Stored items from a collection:

[BEGIN]

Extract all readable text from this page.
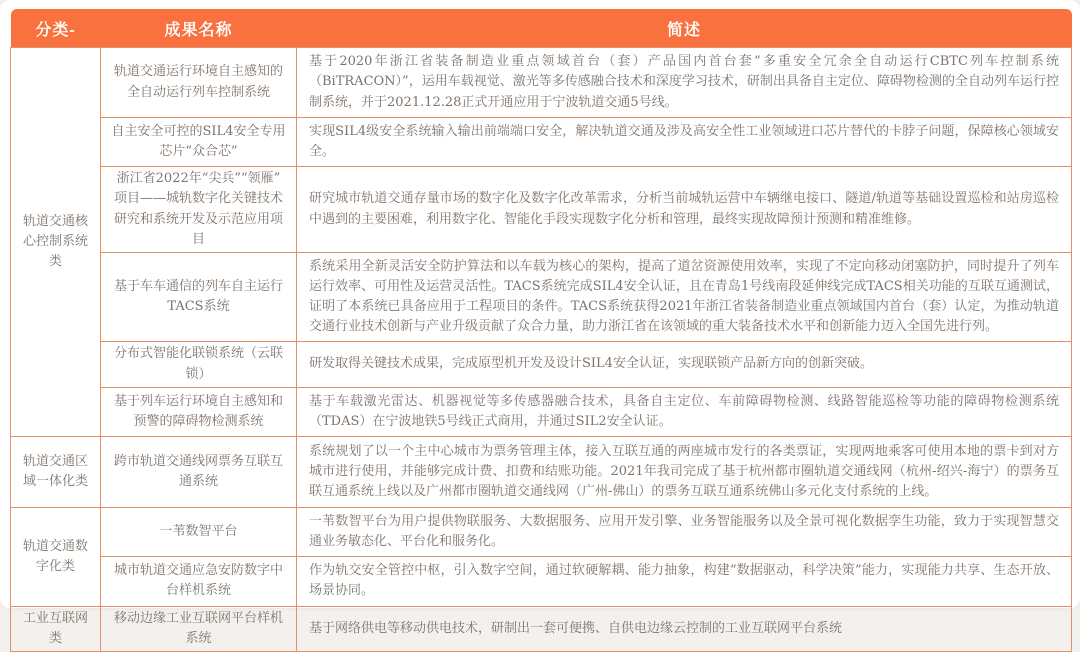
分类-	成果名称	简述
轨道交通核心控制系统类	轨道交通运行环境自主感知的全自动运行列车控制系统	基于2020年浙江省装备制造业重点领域首台（套）产品国内首台套“多重安全冗余全自动运行CBTC列车控制系统（BiTRACON）”，运用车载视觉、激光等多传感融合技术和深度学习技术，研制出具备自主定位、障碍物检测的全自动列车运行控制系统，并于2021.12.28正式开通应用于宁波轨道交通5号线。
	自主安全可控的SIL4安全专用芯片“众合芯”	实现SIL4级安全系统输入输出前端端口安全，解决轨道交通及涉及高安全性工业领域进口芯片替代的卡脖子问题，保障核心领域安全。
	浙江省2022年“尖兵”“领雁”项目——城轨数字化关键技术研究和系统开发及示范应用项目	研究城市轨道交通存量市场的数字化及数字化改革需求，分析当前城轨运营中车辆继电接口、隧道/轨道等基础设置巡检和站房巡检中遇到的主要困难，利用数字化、智能化手段实现数字化分析和管理，最终实现故障预计预测和精准维修。
	基于车车通信的列车自主运行TACS系统	系统采用全新灵活安全防护算法和以车载为核心的架构，提高了道岔资源使用效率，实现了不定向移动闭塞防护，同时提升了列车运行效率、可用性及运营灵活性。TACS系统完成SIL4安全认证，且在青岛1号线南段延伸线完成TACS相关功能的互联互通测试，证明了本系统已具备应用于工程项目的条件。TACS系统获得2021年浙江省装备制造业重点领域国内首台（套）认定，为推动轨道交通行业技术创新与产业升级贡献了众合力量，助力浙江省在该领域的重大装备技术水平和创新能力迈入全国先进行列。
	分布式智能化联锁系统（云联锁）	研发取得关键技术成果，完成原型机开发及设计SIL4安全认证，实现联锁产品新方向的创新突破。
	基于列车运行环境自主感知和预警的障碍物检测系统	基于车载激光雷达、机器视觉等多传感器融合技术，具备自主定位、车前障碍物检测、线路智能巡检等功能的障碍物检测系统（TDAS）在宁波地铁5号线正式商用，并通过SIL2安全认证。
轨道交通区域一体化类	跨市轨道交通线网票务互联互通系统	系统规划了以一个主中心城市为票务管理主体，接入互联互通的两座城市发行的各类票证，实现两地乘客可使用本地的票卡到对方城市进行使用，并能够完成计费、扣费和结账功能。2021年我司完成了基于杭州都市圈轨道交通线网（杭州-绍兴-海宁）的票务互联互通系统上线以及广州都市圈轨道交通线网（广州-佛山）的票务互联互通系统佛山多元化支付系统的上线。
轨道交通数字化类	一苇数智平台	一苇数智平台为用户提供物联服务、大数据服务、应用开发引擎、业务智能服务以及全景可视化数据孪生功能，致力于实现智慧交通业务敏态化、平台化和服务化。
	城市轨道交通应急安防数字中台样机系统	作为轨交安全管控中枢，引入数字空间，通过软硬解耦、能力抽象，构建“数据驱动，科学决策”能力，实现能力共享、生态开放、场景协同。
工业互联网类	移动边缘工业互联网平台样机系统	基于网络供电等移动供电技术，研制出一套可便携、自供电边缘云控制的工业互联网平台系统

[END]

* **WHAT YOU NEED TO DO**:
Repeat the preceding records precisely, and leave every picture out of the copy.

* **ANSWER TO THE EXERCISE**:
Extract all readable text from this page.
分类-	成果名称	简述
轨道交通核心控制系统类	轨道交通运行环境自主感知的全自动运行列车控制系统	基于2020年浙江省装备制造业重点领域首台（套）产品国内首台套“多重安全冗余全自动运行CBTC列车控制系统（BiTRACON）”，运用车载视觉、激光等多传感融合技术和深度学习技术，研制出具备自主定位、障碍物检测的全自动列车运行控制系统，并于2021.12.28正式开通应用于宁波轨道交通5号线。
	自主安全可控的SIL4安全专用芯片“众合芯”	实现SIL4级安全系统输入输出前端端口安全，解决轨道交通及涉及高安全性工业领域进口芯片替代的卡脖子问题，保障核心领域安全。
	浙江省2022年“尖兵”“领雁”项目——城轨数字化关键技术研究和系统开发及示范应用项目	研究城市轨道交通存量市场的数字化及数字化改革需求，分析当前城轨运营中车辆继电接口、隧道/轨道等基础设置巡检和站房巡检中遇到的主要困难，利用数字化、智能化手段实现数字化分析和管理，最终实现故障预计预测和精准维修。
	基于车车通信的列车自主运行TACS系统	系统采用全新灵活安全防护算法和以车载为核心的架构，提高了道岔资源使用效率，实现了不定向移动闭塞防护，同时提升了列车运行效率、可用性及运营灵活性。TACS系统完成SIL4安全认证，且在青岛1号线南段延伸线完成TACS相关功能的互联互通测试，证明了本系统已具备应用于工程项目的条件。TACS系统获得2021年浙江省装备制造业重点领域国内首台（套）认定，为推动轨道交通行业技术创新与产业升级贡献了众合力量，助力浙江省在该领域的重大装备技术水平和创新能力迈入全国先进行列。
	分布式智能化联锁系统（云联锁）	研发取得关键技术成果，完成原型机开发及设计SIL4安全认证，实现联锁产品新方向的创新突破。
	基于列车运行环境自主感知和预警的障碍物检测系统	基于车载激光雷达、机器视觉等多传感器融合技术，具备自主定位、车前障碍物检测、线路智能巡检等功能的障碍物检测系统（TDAS）在宁波地铁5号线正式商用，并通过SIL2安全认证。
轨道交通区域一体化类	跨市轨道交通线网票务互联互通系统	系统规划了以一个主中心城市为票务管理主体，接入互联互通的两座城市发行的各类票证，实现两地乘客可使用本地的票卡到对方城市进行使用，并能够完成计费、扣费和结账功能。2021年我司完成了基于杭州都市圈轨道交通线网（杭州-绍兴-海宁）的票务互联互通系统上线以及广州都市圈轨道交通线网（广州-佛山）的票务互联互通系统佛山多元化支付系统的上线。
轨道交通数字化类	一苇数智平台	一苇数智平台为用户提供物联服务、大数据服务、应用开发引擎、业务智能服务以及全景可视化数据孪生功能，致力于实现智慧交通业务敏态化、平台化和服务化。
	城市轨道交通应急安防数字中台样机系统	作为轨交安全管控中枢，引入数字空间，通过软硬解耦、能力抽象，构建“数据驱动，科学决策”能力，实现能力共享、生态开放、场景协同。
工业互联网类	移动边缘工业互联网平台样机系统	基于网络供电等移动供电技术，研制出一套可便携、自供电边缘云控制的工业互联网平台系统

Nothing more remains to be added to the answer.